**EXERCISE**
Among the entries below, how many lines hold the word "leading"? Reply with the number only.

(Document page entries with text)
[Start of section]

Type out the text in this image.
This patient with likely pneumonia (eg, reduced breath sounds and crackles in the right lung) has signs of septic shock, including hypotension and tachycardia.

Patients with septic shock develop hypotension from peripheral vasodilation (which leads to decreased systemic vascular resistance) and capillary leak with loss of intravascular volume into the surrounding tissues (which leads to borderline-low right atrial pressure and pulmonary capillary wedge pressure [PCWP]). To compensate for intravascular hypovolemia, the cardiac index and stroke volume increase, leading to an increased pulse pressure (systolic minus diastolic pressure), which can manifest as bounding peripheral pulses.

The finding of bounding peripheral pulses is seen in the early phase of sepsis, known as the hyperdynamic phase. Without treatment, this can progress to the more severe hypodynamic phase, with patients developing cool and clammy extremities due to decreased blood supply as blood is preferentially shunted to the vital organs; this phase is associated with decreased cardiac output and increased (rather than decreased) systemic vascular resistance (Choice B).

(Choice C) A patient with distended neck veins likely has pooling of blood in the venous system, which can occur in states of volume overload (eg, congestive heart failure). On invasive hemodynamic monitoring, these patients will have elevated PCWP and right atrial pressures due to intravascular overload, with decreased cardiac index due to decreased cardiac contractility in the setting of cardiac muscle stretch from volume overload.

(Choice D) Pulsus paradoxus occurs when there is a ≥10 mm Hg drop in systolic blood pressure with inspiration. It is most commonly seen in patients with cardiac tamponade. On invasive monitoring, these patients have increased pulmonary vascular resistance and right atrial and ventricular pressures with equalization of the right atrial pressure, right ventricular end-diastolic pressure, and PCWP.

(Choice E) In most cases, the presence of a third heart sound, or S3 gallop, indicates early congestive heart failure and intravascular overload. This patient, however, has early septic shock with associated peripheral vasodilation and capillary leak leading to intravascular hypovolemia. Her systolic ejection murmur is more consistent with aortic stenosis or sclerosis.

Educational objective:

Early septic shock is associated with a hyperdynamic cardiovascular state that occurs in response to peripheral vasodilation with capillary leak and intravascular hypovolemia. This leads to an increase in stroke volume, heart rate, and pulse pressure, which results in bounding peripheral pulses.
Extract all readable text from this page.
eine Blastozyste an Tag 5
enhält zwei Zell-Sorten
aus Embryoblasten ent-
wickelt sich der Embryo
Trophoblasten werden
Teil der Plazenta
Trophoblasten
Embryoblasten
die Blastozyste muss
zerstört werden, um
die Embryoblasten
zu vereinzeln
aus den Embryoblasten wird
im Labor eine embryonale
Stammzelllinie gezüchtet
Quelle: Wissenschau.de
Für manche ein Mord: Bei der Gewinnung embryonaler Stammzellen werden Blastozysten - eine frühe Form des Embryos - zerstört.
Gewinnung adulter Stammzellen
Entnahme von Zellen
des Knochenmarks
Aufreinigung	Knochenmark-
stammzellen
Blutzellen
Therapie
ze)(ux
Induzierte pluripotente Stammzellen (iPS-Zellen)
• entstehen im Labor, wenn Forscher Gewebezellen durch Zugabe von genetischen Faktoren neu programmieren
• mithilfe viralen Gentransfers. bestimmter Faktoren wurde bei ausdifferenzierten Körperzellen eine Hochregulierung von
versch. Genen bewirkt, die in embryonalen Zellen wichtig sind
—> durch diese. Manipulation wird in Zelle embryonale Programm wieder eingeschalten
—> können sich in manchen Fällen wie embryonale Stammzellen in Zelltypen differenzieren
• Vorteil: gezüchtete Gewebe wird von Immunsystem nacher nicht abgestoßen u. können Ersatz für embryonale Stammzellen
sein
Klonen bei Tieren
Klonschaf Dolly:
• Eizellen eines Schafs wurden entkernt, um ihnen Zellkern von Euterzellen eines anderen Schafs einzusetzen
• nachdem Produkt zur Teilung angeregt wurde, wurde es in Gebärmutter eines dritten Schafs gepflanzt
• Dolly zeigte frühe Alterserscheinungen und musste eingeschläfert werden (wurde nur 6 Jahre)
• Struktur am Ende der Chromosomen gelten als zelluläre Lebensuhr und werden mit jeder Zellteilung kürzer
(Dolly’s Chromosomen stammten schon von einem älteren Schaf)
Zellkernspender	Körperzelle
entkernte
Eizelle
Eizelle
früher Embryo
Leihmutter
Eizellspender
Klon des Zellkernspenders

[End of section]

**RESULT FOR THIS TASK**
2